» Supplied material
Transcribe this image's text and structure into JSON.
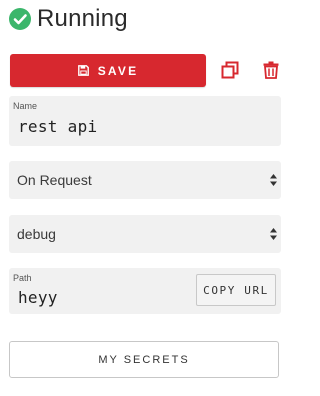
{
  "status": {
    "text": "Running",
    "icon": "check-circle-icon",
    "color": "#3bb66b"
  },
  "toolbar": {
    "save_label": "SAVE",
    "save_icon": "floppy-disk-icon",
    "save_color": "#d7282f",
    "duplicate_icon": "duplicate-icon",
    "delete_icon": "trash-icon",
    "icon_color": "#d7282f"
  },
  "form": {
    "name": {
      "label": "Name",
      "value": "rest api"
    },
    "trigger": {
      "selected": "On Request"
    },
    "log_level": {
      "selected": "debug"
    },
    "path": {
      "label": "Path",
      "value": "heyy",
      "copy_label": "COPY URL"
    }
  },
  "secrets": {
    "button_label": "MY SECRETS"
  }
}
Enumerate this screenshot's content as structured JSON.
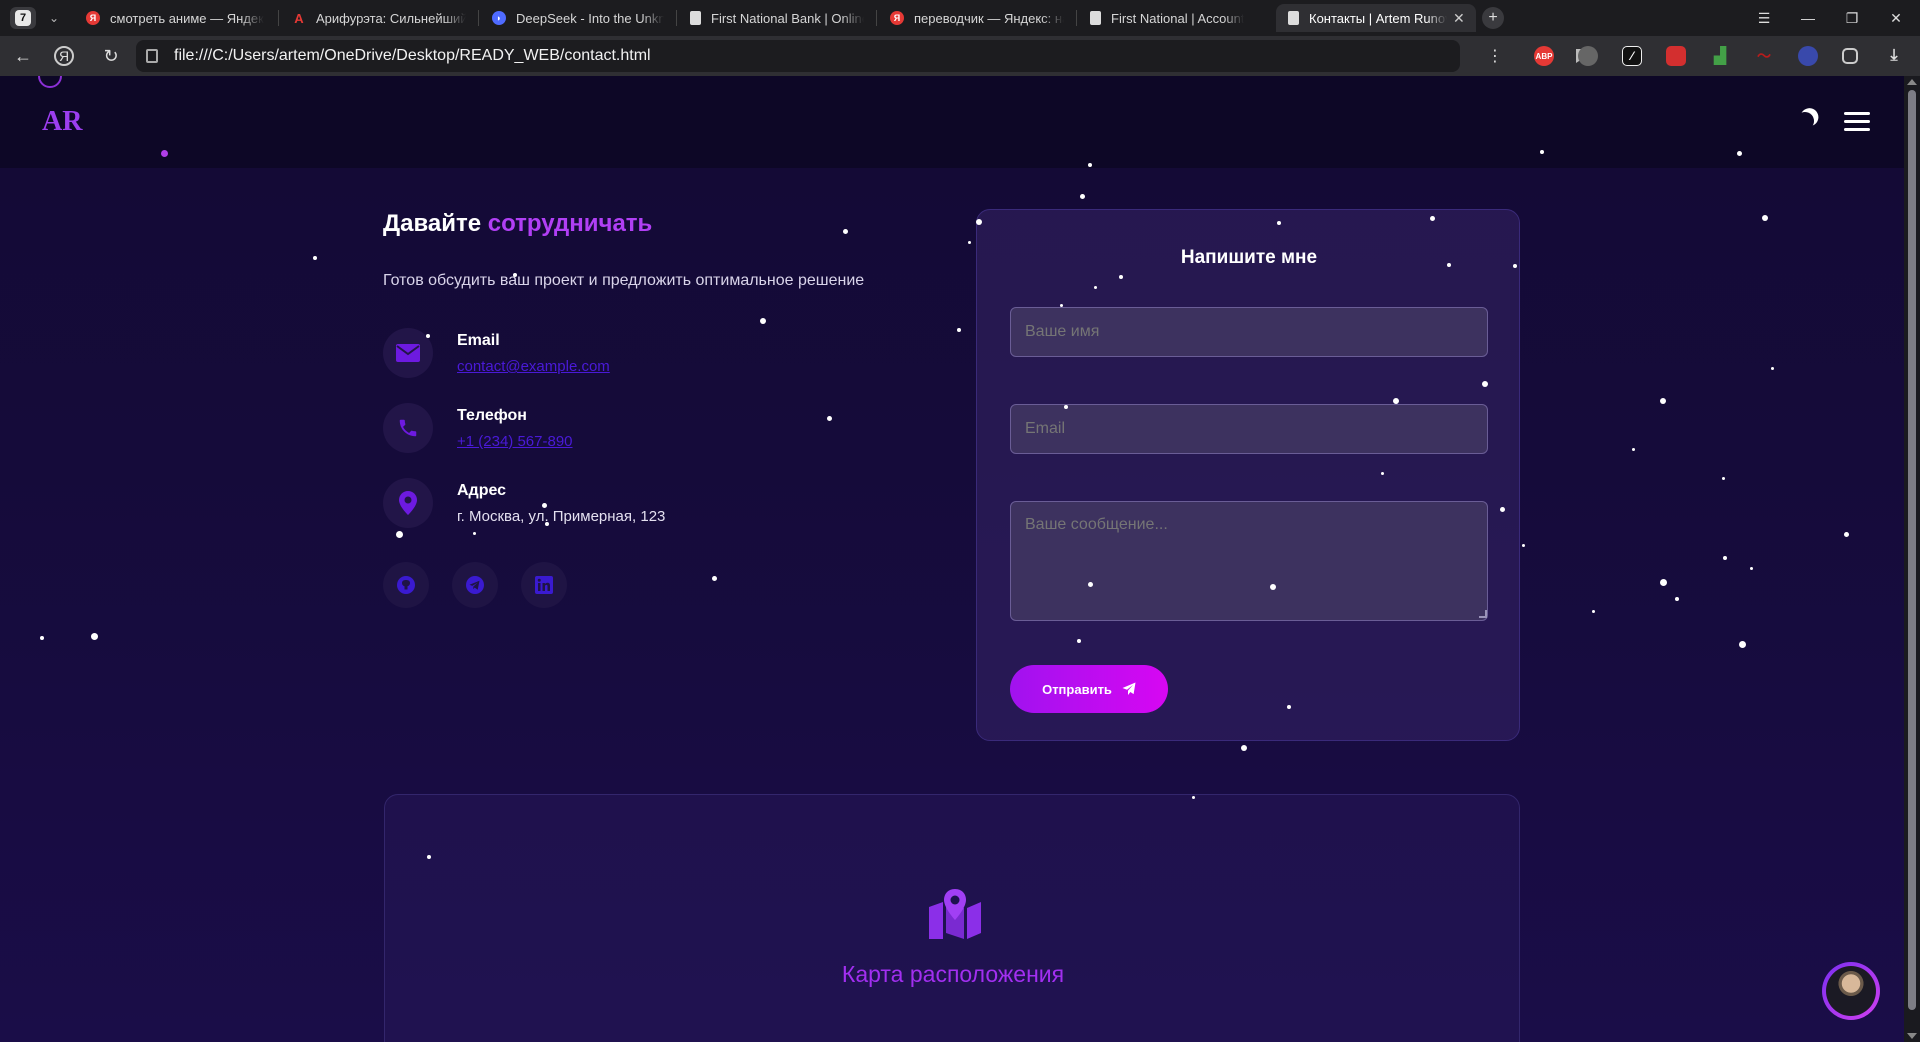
{
  "browser": {
    "tab_count": "7",
    "tabs": [
      {
        "title": "смотреть аниме — Яндекс",
        "favicon": "yandex-icon",
        "color": "#e53935"
      },
      {
        "title": "Арифурэта: Сильнейший",
        "favicon": "a-letter-icon",
        "color": "#e53935"
      },
      {
        "title": "DeepSeek - Into the Unkno",
        "favicon": "deepseek-icon",
        "color": "#4f6bff"
      },
      {
        "title": "First National Bank | Online",
        "favicon": "document-icon",
        "color": "#dddddd"
      },
      {
        "title": "переводчик — Яндекс: на",
        "favicon": "yandex-icon",
        "color": "#e53935"
      },
      {
        "title": "First National | Account",
        "favicon": "document-icon",
        "color": "#dddddd"
      },
      {
        "title": "Контакты | Artem Runov",
        "favicon": "document-icon",
        "color": "#dddddd",
        "active": true
      }
    ],
    "url": "file:///C:/Users/artem/OneDrive/Desktop/READY_WEB/contact.html",
    "extensions": [
      {
        "name": "adblock-icon",
        "label": "ABP",
        "color": "#e53935"
      },
      {
        "name": "extension-gray-icon",
        "label": "",
        "color": "#666666"
      },
      {
        "name": "extension-pen-icon",
        "label": "",
        "color": "#111111"
      },
      {
        "name": "extension-lock-icon",
        "label": "",
        "color": "#d32f2f"
      },
      {
        "name": "extension-chart-icon",
        "label": "",
        "color": "#43a047"
      },
      {
        "name": "extension-wave-icon",
        "label": "",
        "color": "#b71c1c"
      },
      {
        "name": "extension-chat-icon",
        "label": "",
        "color": "#3949ab"
      }
    ]
  },
  "header": {
    "logo": "AR",
    "accent_color": "#9d3ef0"
  },
  "contact": {
    "title_main": "Давайте ",
    "title_accent": "сотрудничать",
    "subtitle": "Готов обсудить ваш проект и предложить оптимальное решение",
    "items": [
      {
        "label": "Email",
        "value": "contact@example.com",
        "icon": "envelope-icon"
      },
      {
        "label": "Телефон",
        "value": "+1 (234) 567-890",
        "icon": "phone-icon"
      },
      {
        "label": "Адрес",
        "value": "г. Москва, ул. Примерная, 123",
        "icon": "map-pin-icon"
      }
    ],
    "socials": [
      "github-icon",
      "telegram-icon",
      "linkedin-icon"
    ]
  },
  "form": {
    "title": "Напишите мне",
    "name_placeholder": "Ваше имя",
    "email_placeholder": "Email",
    "message_placeholder": "Ваше сообщение...",
    "submit_label": "Отправить"
  },
  "map": {
    "label": "Карта расположения"
  }
}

» Objective
Take the entries shown above and quote them verbatim, passing over the pictures.

» Reply
Transcribe this image's text and structure into JSON.
{
  "status": {
    "text": "Running",
    "icon": "check-circle-icon",
    "color": "#3bb66b"
  },
  "toolbar": {
    "save_label": "SAVE",
    "save_icon": "floppy-disk-icon",
    "save_color": "#d7282f",
    "duplicate_icon": "duplicate-icon",
    "delete_icon": "trash-icon",
    "icon_color": "#d7282f"
  },
  "form": {
    "name": {
      "label": "Name",
      "value": "rest api"
    },
    "trigger": {
      "selected": "On Request"
    },
    "log_level": {
      "selected": "debug"
    },
    "path": {
      "label": "Path",
      "value": "heyy",
      "copy_label": "COPY URL"
    }
  },
  "secrets": {
    "button_label": "MY SECRETS"
  }
}
Enumerate this screenshot's content as structured JSON.
{
  "browser": {
    "tab_count": "7",
    "tabs": [
      {
        "title": "смотреть аниме — Яндекс",
        "favicon": "yandex-icon",
        "color": "#e53935"
      },
      {
        "title": "Арифурэта: Сильнейший",
        "favicon": "a-letter-icon",
        "color": "#e53935"
      },
      {
        "title": "DeepSeek - Into the Unkno",
        "favicon": "deepseek-icon",
        "color": "#4f6bff"
      },
      {
        "title": "First National Bank | Online",
        "favicon": "document-icon",
        "color": "#dddddd"
      },
      {
        "title": "переводчик — Яндекс: на",
        "favicon": "yandex-icon",
        "color": "#e53935"
      },
      {
        "title": "First National | Account",
        "favicon": "document-icon",
        "color": "#dddddd"
      },
      {
        "title": "Контакты | Artem Runov",
        "favicon": "document-icon",
        "color": "#dddddd",
        "active": true
      }
    ],
    "url": "file:///C:/Users/artem/OneDrive/Desktop/READY_WEB/contact.html",
    "extensions": [
      {
        "name": "adblock-icon",
        "label": "ABP",
        "color": "#e53935"
      },
      {
        "name": "extension-gray-icon",
        "label": "",
        "color": "#666666"
      },
      {
        "name": "extension-pen-icon",
        "label": "",
        "color": "#111111"
      },
      {
        "name": "extension-lock-icon",
        "label": "",
        "color": "#d32f2f"
      },
      {
        "name": "extension-chart-icon",
        "label": "",
        "color": "#43a047"
      },
      {
        "name": "extension-wave-icon",
        "label": "",
        "color": "#b71c1c"
      },
      {
        "name": "extension-chat-icon",
        "label": "",
        "color": "#3949ab"
      }
    ]
  },
  "header": {
    "logo": "AR",
    "accent_color": "#9d3ef0"
  },
  "contact": {
    "title_main": "Давайте ",
    "title_accent": "сотрудничать",
    "subtitle": "Готов обсудить ваш проект и предложить оптимальное решение",
    "items": [
      {
        "label": "Email",
        "value": "contact@example.com",
        "icon": "envelope-icon"
      },
      {
        "label": "Телефон",
        "value": "+1 (234) 567-890",
        "icon": "phone-icon"
      },
      {
        "label": "Адрес",
        "value": "г. Москва, ул. Примерная, 123",
        "icon": "map-pin-icon"
      }
    ],
    "socials": [
      "github-icon",
      "telegram-icon",
      "linkedin-icon"
    ]
  },
  "form": {
    "title": "Напишите мне",
    "name_placeholder": "Ваше имя",
    "email_placeholder": "Email",
    "message_placeholder": "Ваше сообщение...",
    "submit_label": "Отправить"
  },
  "map": {
    "label": "Карта расположения"
  }
}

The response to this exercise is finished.